§ Input for this task
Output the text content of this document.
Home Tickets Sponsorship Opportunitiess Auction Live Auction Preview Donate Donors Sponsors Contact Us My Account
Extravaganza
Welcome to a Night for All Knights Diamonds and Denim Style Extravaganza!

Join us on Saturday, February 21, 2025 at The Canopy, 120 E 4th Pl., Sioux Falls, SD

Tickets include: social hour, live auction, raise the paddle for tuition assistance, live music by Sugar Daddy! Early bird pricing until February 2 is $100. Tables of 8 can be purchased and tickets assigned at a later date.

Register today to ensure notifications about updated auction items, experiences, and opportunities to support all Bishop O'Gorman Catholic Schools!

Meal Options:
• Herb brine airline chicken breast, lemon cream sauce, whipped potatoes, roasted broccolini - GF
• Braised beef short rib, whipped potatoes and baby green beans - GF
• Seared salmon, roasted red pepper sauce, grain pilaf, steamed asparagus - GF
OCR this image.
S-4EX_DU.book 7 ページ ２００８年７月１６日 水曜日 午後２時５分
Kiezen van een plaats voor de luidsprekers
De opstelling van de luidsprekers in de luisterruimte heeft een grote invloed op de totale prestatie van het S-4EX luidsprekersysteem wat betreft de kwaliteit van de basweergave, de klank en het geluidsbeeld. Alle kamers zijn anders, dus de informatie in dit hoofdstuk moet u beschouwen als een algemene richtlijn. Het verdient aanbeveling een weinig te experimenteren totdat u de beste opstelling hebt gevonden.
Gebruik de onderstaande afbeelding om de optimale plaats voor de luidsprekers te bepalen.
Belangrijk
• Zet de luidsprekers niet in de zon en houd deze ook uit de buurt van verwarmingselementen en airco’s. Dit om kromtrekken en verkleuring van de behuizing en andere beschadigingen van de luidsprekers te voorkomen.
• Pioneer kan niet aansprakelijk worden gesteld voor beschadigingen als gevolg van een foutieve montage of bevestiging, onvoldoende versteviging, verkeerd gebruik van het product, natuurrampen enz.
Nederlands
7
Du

§ Set exercise
Copy out the material above in its entirety. Every detail must match.

§ Result for this exercise
Output the text content of this document.
Home Tickets Sponsorship Opportunitiess Auction Live Auction Preview Donate Donors Sponsors Contact Us My Account
Extravaganza
Welcome to a Night for All Knights Diamonds and Denim Style Extravaganza!

Join us on Saturday, February 21, 2025 at The Canopy, 120 E 4th Pl., Sioux Falls, SD

Tickets include: social hour, live auction, raise the paddle for tuition assistance, live music by Sugar Daddy! Early bird pricing until February 2 is $100. Tables of 8 can be purchased and tickets assigned at a later date.

Register today to ensure notifications about updated auction items, experiences, and opportunities to support all Bishop O'Gorman Catholic Schools!

Meal Options:
• Herb brine airline chicken breast, lemon cream sauce, whipped potatoes, roasted broccolini - GF
• Braised beef short rib, whipped potatoes and baby green beans - GF
• Seared salmon, roasted red pepper sauce, grain pilaf, steamed asparagus - GF
OCR this image.
S-4EX_DU.book 7 ページ ２００８年７月１６日 水曜日 午後２時５分
Kiezen van een plaats voor de luidsprekers
De opstelling van de luidsprekers in de luisterruimte heeft een grote invloed op de totale prestatie van het S-4EX luidsprekersysteem wat betreft de kwaliteit van de basweergave, de klank en het geluidsbeeld. Alle kamers zijn anders, dus de informatie in dit hoofdstuk moet u beschouwen als een algemene richtlijn. Het verdient aanbeveling een weinig te experimenteren totdat u de beste opstelling hebt gevonden.
Gebruik de onderstaande afbeelding om de optimale plaats voor de luidsprekers te bepalen.
Belangrijk
• Zet de luidsprekers niet in de zon en houd deze ook uit de buurt van verwarmingselementen en airco’s. Dit om kromtrekken en verkleuring van de behuizing en andere beschadigingen van de luidsprekers te voorkomen.
• Pioneer kan niet aansprakelijk worden gesteld voor beschadigingen als gevolg van een foutieve montage of bevestiging, onvoldoende versteviging, verkeerd gebruik van het product, natuurrampen enz.
Nederlands
7
Du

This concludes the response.